**Data to use:**
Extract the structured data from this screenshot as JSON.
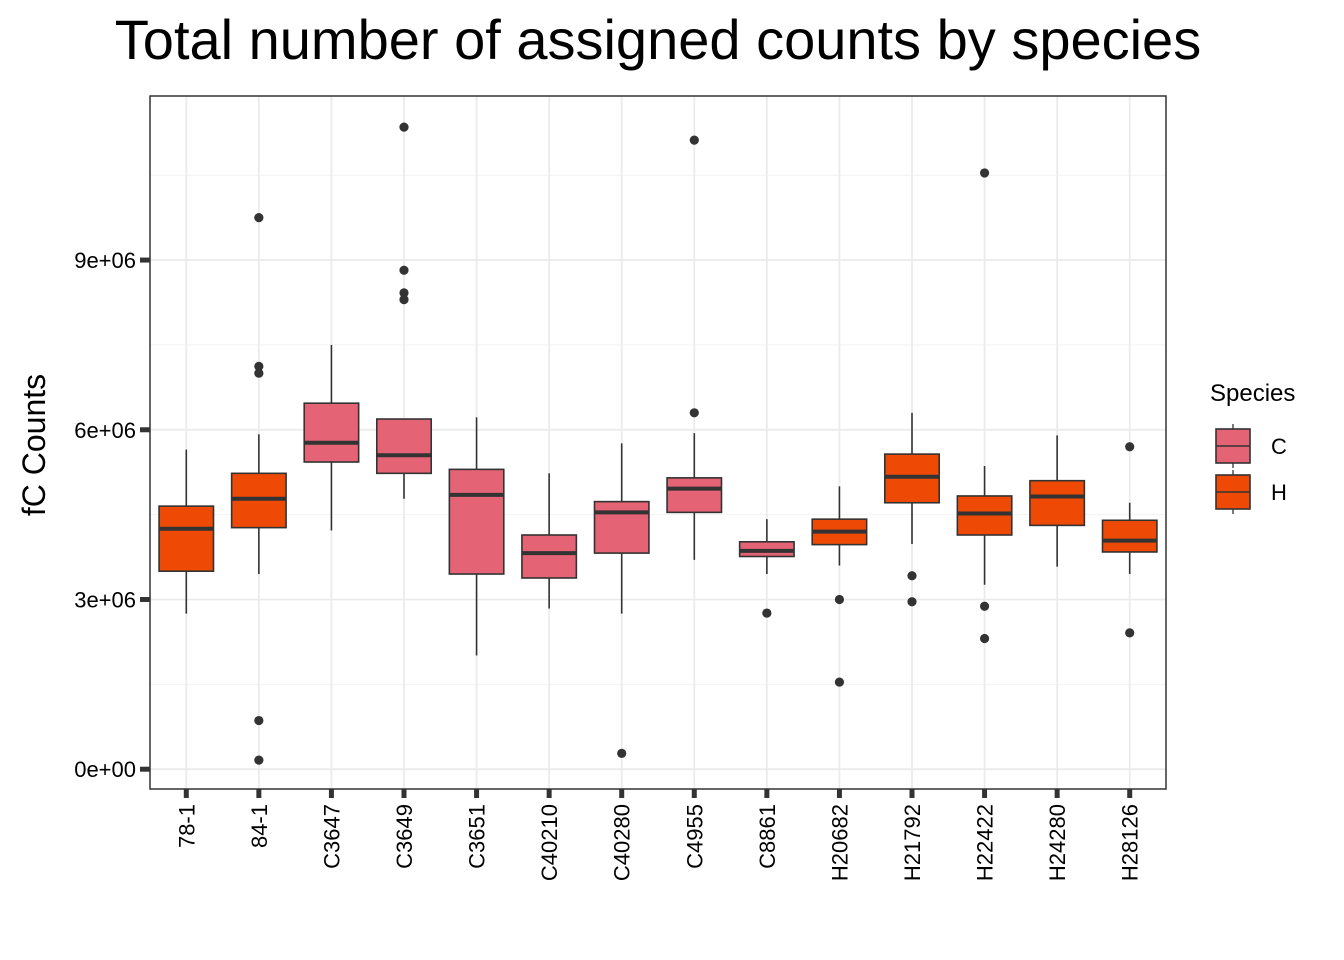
{
  "chart_data": {
    "type": "box",
    "title": "Total number of assigned counts by species",
    "xlabel": "",
    "ylabel": "fC Counts",
    "ylim": [
      -350000,
      11900000
    ],
    "yticks": [
      0,
      3000000,
      6000000,
      9000000
    ],
    "ytick_labels": [
      "0e+00",
      "3e+06",
      "6e+06",
      "9e+06"
    ],
    "grid": true,
    "legend": {
      "title": "Species",
      "placement": "right",
      "entries": [
        {
          "label": "C",
          "color": "#E46374"
        },
        {
          "label": "H",
          "color": "#EE4A06"
        }
      ]
    },
    "categories": [
      "78-1",
      "84-1",
      "C3647",
      "C3649",
      "C3651",
      "C40210",
      "C40280",
      "C4955",
      "C8861",
      "H20682",
      "H21792",
      "H22422",
      "H24280",
      "H28126"
    ],
    "boxes": [
      {
        "category": "78-1",
        "species": "H",
        "whisker_low": 2750000,
        "q1": 3500000,
        "median": 4250000,
        "q3": 4650000,
        "whisker_high": 5650000,
        "outliers": []
      },
      {
        "category": "84-1",
        "species": "H",
        "whisker_low": 3450000,
        "q1": 4270000,
        "median": 4780000,
        "q3": 5230000,
        "whisker_high": 5920000,
        "outliers": [
          9750000,
          7120000,
          7000000,
          860000,
          160000
        ]
      },
      {
        "category": "C3647",
        "species": "C",
        "whisker_low": 4220000,
        "q1": 5430000,
        "median": 5770000,
        "q3": 6470000,
        "whisker_high": 7500000,
        "outliers": []
      },
      {
        "category": "C3649",
        "species": "C",
        "whisker_low": 4780000,
        "q1": 5230000,
        "median": 5550000,
        "q3": 6190000,
        "whisker_high": 6190000,
        "outliers": [
          11350000,
          8820000,
          8420000,
          8300000
        ]
      },
      {
        "category": "C3651",
        "species": "C",
        "whisker_low": 2010000,
        "q1": 3450000,
        "median": 4850000,
        "q3": 5300000,
        "whisker_high": 6220000,
        "outliers": []
      },
      {
        "category": "C40210",
        "species": "C",
        "whisker_low": 2840000,
        "q1": 3380000,
        "median": 3820000,
        "q3": 4140000,
        "whisker_high": 5230000,
        "outliers": []
      },
      {
        "category": "C40280",
        "species": "C",
        "whisker_low": 2750000,
        "q1": 3820000,
        "median": 4540000,
        "q3": 4730000,
        "whisker_high": 5760000,
        "outliers": [
          280000
        ]
      },
      {
        "category": "C4955",
        "species": "C",
        "whisker_low": 3700000,
        "q1": 4540000,
        "median": 4960000,
        "q3": 5150000,
        "whisker_high": 5940000,
        "outliers": [
          11120000,
          6300000
        ]
      },
      {
        "category": "C8861",
        "species": "C",
        "whisker_low": 3450000,
        "q1": 3760000,
        "median": 3860000,
        "q3": 4020000,
        "whisker_high": 4420000,
        "outliers": [
          2760000
        ]
      },
      {
        "category": "H20682",
        "species": "H",
        "whisker_low": 3600000,
        "q1": 3970000,
        "median": 4200000,
        "q3": 4420000,
        "whisker_high": 5000000,
        "outliers": [
          3000000,
          1540000
        ]
      },
      {
        "category": "H21792",
        "species": "H",
        "whisker_low": 3980000,
        "q1": 4710000,
        "median": 5170000,
        "q3": 5570000,
        "whisker_high": 6300000,
        "outliers": [
          3420000,
          2960000
        ]
      },
      {
        "category": "H22422",
        "species": "H",
        "whisker_low": 3260000,
        "q1": 4140000,
        "median": 4520000,
        "q3": 4830000,
        "whisker_high": 5360000,
        "outliers": [
          10540000,
          2880000,
          2310000
        ]
      },
      {
        "category": "H24280",
        "species": "H",
        "whisker_low": 3580000,
        "q1": 4310000,
        "median": 4820000,
        "q3": 5100000,
        "whisker_high": 5900000,
        "outliers": []
      },
      {
        "category": "H28126",
        "species": "H",
        "whisker_low": 3450000,
        "q1": 3840000,
        "median": 4040000,
        "q3": 4400000,
        "whisker_high": 4710000,
        "outliers": [
          5700000,
          2410000
        ]
      }
    ]
  }
}
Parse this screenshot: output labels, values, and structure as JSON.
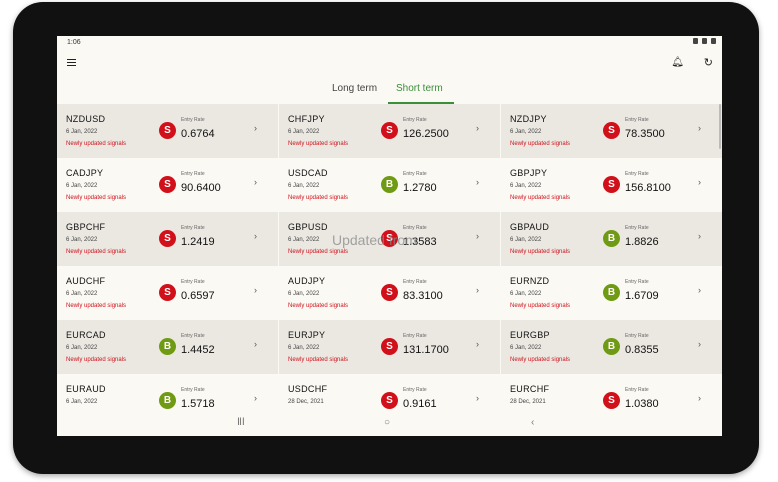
{
  "status": {
    "time": "1:06"
  },
  "tabs": [
    {
      "label": "Long term",
      "active": false
    },
    {
      "label": "Short term",
      "active": true
    }
  ],
  "overlay_text": "Updated from",
  "entry_label": "Entry Rate",
  "rows": [
    [
      {
        "pair": "NZDUSD",
        "date": "6 Jan, 2022",
        "note": "Newly updated signals",
        "signal": "S",
        "rate": "0.6764"
      },
      {
        "pair": "CHFJPY",
        "date": "6 Jan, 2022",
        "note": "Newly updated signals",
        "signal": "S",
        "rate": "126.2500"
      },
      {
        "pair": "NZDJPY",
        "date": "6 Jan, 2022",
        "note": "Newly updated signals",
        "signal": "S",
        "rate": "78.3500"
      }
    ],
    [
      {
        "pair": "CADJPY",
        "date": "6 Jan, 2022",
        "note": "Newly updated signals",
        "signal": "S",
        "rate": "90.6400"
      },
      {
        "pair": "USDCAD",
        "date": "6 Jan, 2022",
        "note": "Newly updated signals",
        "signal": "B",
        "rate": "1.2780"
      },
      {
        "pair": "GBPJPY",
        "date": "6 Jan, 2022",
        "note": "Newly updated signals",
        "signal": "S",
        "rate": "156.8100"
      }
    ],
    [
      {
        "pair": "GBPCHF",
        "date": "6 Jan, 2022",
        "note": "Newly updated signals",
        "signal": "S",
        "rate": "1.2419"
      },
      {
        "pair": "GBPUSD",
        "date": "6 Jan, 2022",
        "note": "Newly updated signals",
        "signal": "S",
        "rate": "1.3583"
      },
      {
        "pair": "GBPAUD",
        "date": "6 Jan, 2022",
        "note": "Newly updated signals",
        "signal": "B",
        "rate": "1.8826"
      }
    ],
    [
      {
        "pair": "AUDCHF",
        "date": "6 Jan, 2022",
        "note": "Newly updated signals",
        "signal": "S",
        "rate": "0.6597"
      },
      {
        "pair": "AUDJPY",
        "date": "6 Jan, 2022",
        "note": "Newly updated signals",
        "signal": "S",
        "rate": "83.3100"
      },
      {
        "pair": "EURNZD",
        "date": "6 Jan, 2022",
        "note": "Newly updated signals",
        "signal": "B",
        "rate": "1.6709"
      }
    ],
    [
      {
        "pair": "EURCAD",
        "date": "6 Jan, 2022",
        "note": "Newly updated signals",
        "signal": "B",
        "rate": "1.4452"
      },
      {
        "pair": "EURJPY",
        "date": "6 Jan, 2022",
        "note": "Newly updated signals",
        "signal": "S",
        "rate": "131.1700"
      },
      {
        "pair": "EURGBP",
        "date": "6 Jan, 2022",
        "note": "Newly updated signals",
        "signal": "B",
        "rate": "0.8355"
      }
    ],
    [
      {
        "pair": "EURAUD",
        "date": "6 Jan, 2022",
        "note": "",
        "signal": "B",
        "rate": "1.5718"
      },
      {
        "pair": "USDCHF",
        "date": "28 Dec, 2021",
        "note": "",
        "signal": "S",
        "rate": "0.9161"
      },
      {
        "pair": "EURCHF",
        "date": "28 Dec, 2021",
        "note": "",
        "signal": "S",
        "rate": "1.0380"
      }
    ]
  ],
  "icons": {
    "menu": "menu-icon",
    "bell": "bell-icon",
    "refresh": "refresh-icon",
    "chevron": "chevron-right-icon",
    "nav_recent": "recents-icon",
    "nav_home": "home-icon",
    "nav_back": "back-icon"
  },
  "colors": {
    "sell": "#d0111b",
    "buy": "#6f9a13",
    "accent": "#3a8f3a",
    "row_shade": "#ebe8e2"
  }
}
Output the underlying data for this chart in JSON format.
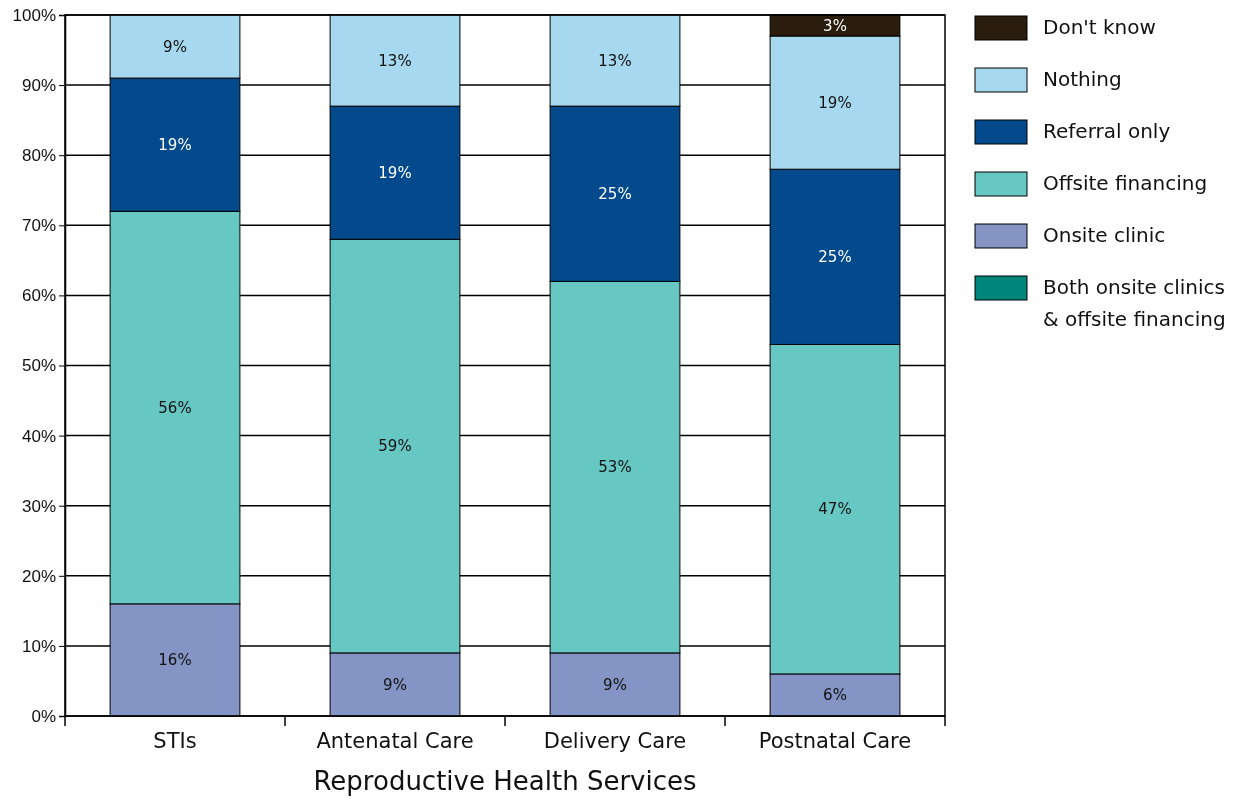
{
  "chart_data": {
    "type": "bar",
    "stacked": true,
    "xlabel": "Reproductive Health Services",
    "categories": [
      "STIs",
      "Antenatal Care",
      "Delivery Care",
      "Postnatal Care"
    ],
    "series": [
      {
        "name": "Both onsite clinics & offsite financing",
        "color": "#00857c",
        "values": [
          null,
          null,
          null,
          null
        ],
        "value_labels": [
          null,
          null,
          null,
          null
        ]
      },
      {
        "name": "Onsite clinic",
        "color": "#8494c4",
        "values": [
          16,
          9,
          9,
          6
        ],
        "value_labels": [
          "16%",
          "9%",
          "9%",
          "6%"
        ]
      },
      {
        "name": "Offsite financing",
        "color": "#67c7c3",
        "values": [
          56,
          59,
          53,
          47
        ],
        "value_labels": [
          "56%",
          "59%",
          "53%",
          "47%"
        ]
      },
      {
        "name": "Referral only",
        "color": "#034a8c",
        "values": [
          19,
          19,
          25,
          25
        ],
        "value_labels": [
          "19%",
          "19%",
          "25%",
          "25%"
        ]
      },
      {
        "name": "Nothing",
        "color": "#a6d8f0",
        "values": [
          9,
          13,
          13,
          19
        ],
        "value_labels": [
          "9%",
          "13%",
          "13%",
          "19%"
        ]
      },
      {
        "name": "Don't know",
        "color": "#2b1d0e",
        "values": [
          null,
          null,
          null,
          3
        ],
        "value_labels": [
          null,
          null,
          null,
          "3%"
        ]
      }
    ],
    "ylim": [
      0,
      100
    ],
    "yticks": [
      {
        "value": 0,
        "label": "0%"
      },
      {
        "value": 10,
        "label": "10%"
      },
      {
        "value": 20,
        "label": "20%"
      },
      {
        "value": 30,
        "label": "30%"
      },
      {
        "value": 40,
        "label": "40%"
      },
      {
        "value": 50,
        "label": "50%"
      },
      {
        "value": 60,
        "label": "60%"
      },
      {
        "value": 70,
        "label": "70%"
      },
      {
        "value": 80,
        "label": "80%"
      },
      {
        "value": 90,
        "label": "90%"
      },
      {
        "value": 100,
        "label": "100%"
      }
    ],
    "grid": "y",
    "legend": "right"
  }
}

**What the task asks:** Copy each line of the listing that holds the word "name".

**Output for this task:**
        "name": "Both onsite clinics & offsite financing",
        "name": "Onsite clinic",
        "name": "Offsite financing",
        "name": "Referral only",
        "name": "Nothing",
        "name": "Don't know",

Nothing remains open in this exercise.